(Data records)

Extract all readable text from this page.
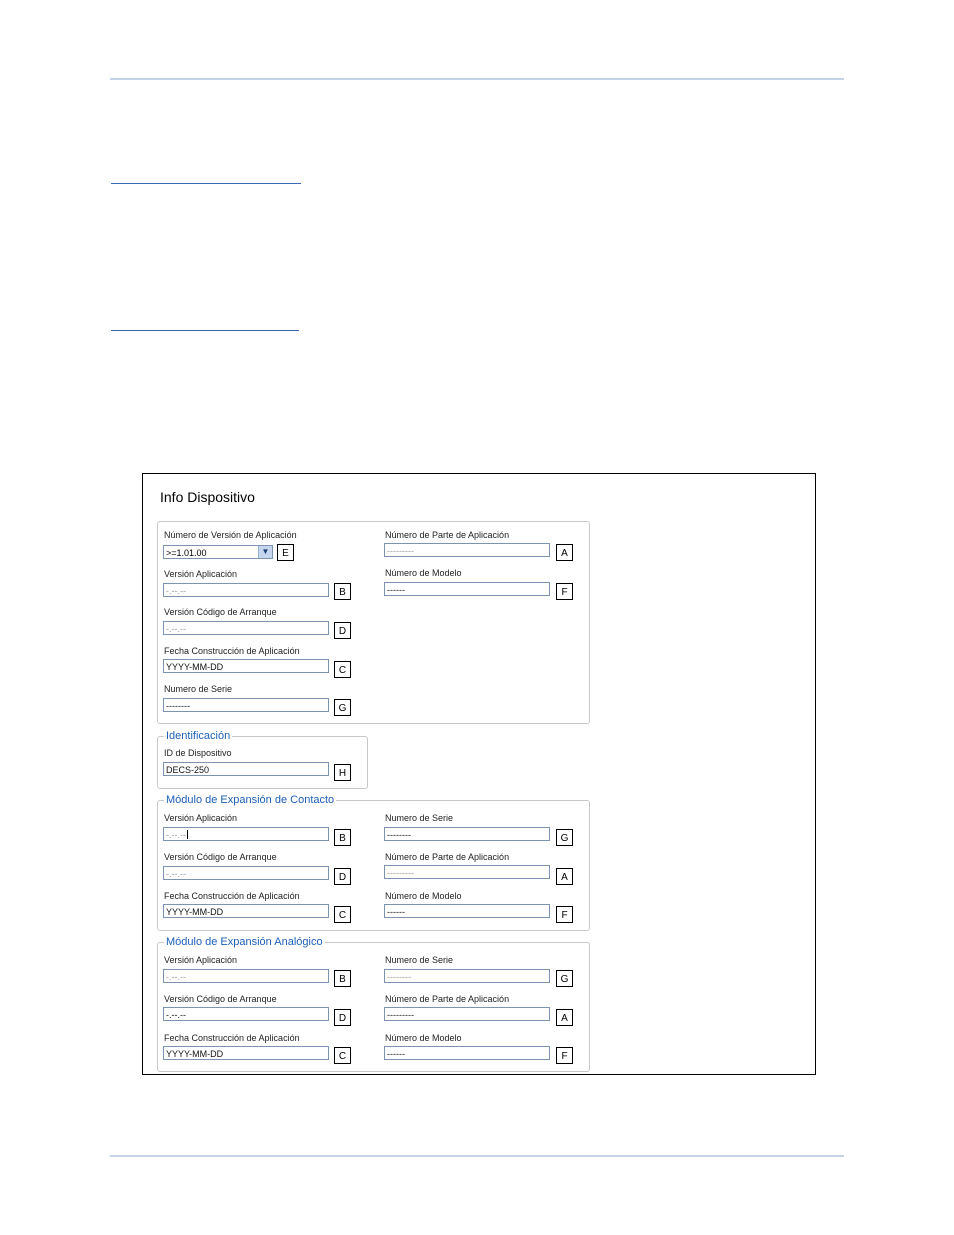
Info Dispositivo
Número de Versión de Aplicación
>=1.01.00	▼	E
Número de Parte de Aplicación
---------	A
Versión Aplicación
-.--.--	B
Número de Modelo
------	F
Versión Código de Arranque
-.--.--	D
Fecha Construcción de Aplicación
YYYY-MM-DD	C
Numero de Serie
--------	G
Identificación
ID de Dispositivo
DECS-250	H
Módulo de Expansión de Contacto
Versión Aplicación
-.--.--	B
Numero de Serie
--------	G
Versión Código de Arranque
-.--.--	D
Número de Parte de Aplicación
---------	A
Fecha Construcción de Aplicación
YYYY-MM-DD	C
Número de Modelo
------	F
Módulo de Expansión Analógico
Versión Aplicación
-.--.--	B
Numero de Serie
--------	G
Versión Código de Arranque
-.--.--	D
Número de Parte de Aplicación
---------	A
Fecha Construcción de Aplicación
YYYY-MM-DD	C
Número de Modelo
------	F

• To be done: Set down the material exactly, every line of it, except for the pictures.

• Exercise answer:
Extract all readable text from this page.
Info Dispositivo
Número de Versión de Aplicación
>=1.01.00	▼	E
Número de Parte de Aplicación
---------	A
Versión Aplicación
-.--.--	B
Número de Modelo
------	F
Versión Código de Arranque
-.--.--	D
Fecha Construcción de Aplicación
YYYY-MM-DD	C
Numero de Serie
--------	G
Identificación
ID de Dispositivo
DECS-250	H
Módulo de Expansión de Contacto
Versión Aplicación
-.--.--	B
Numero de Serie
--------	G
Versión Código de Arranque
-.--.--	D
Número de Parte de Aplicación
---------	A
Fecha Construcción de Aplicación
YYYY-MM-DD	C
Número de Modelo
------	F
Módulo de Expansión Analógico
Versión Aplicación
-.--.--	B
Numero de Serie
--------	G
Versión Código de Arranque
-.--.--	D
Número de Parte de Aplicación
---------	A
Fecha Construcción de Aplicación
YYYY-MM-DD	C
Número de Modelo
------	F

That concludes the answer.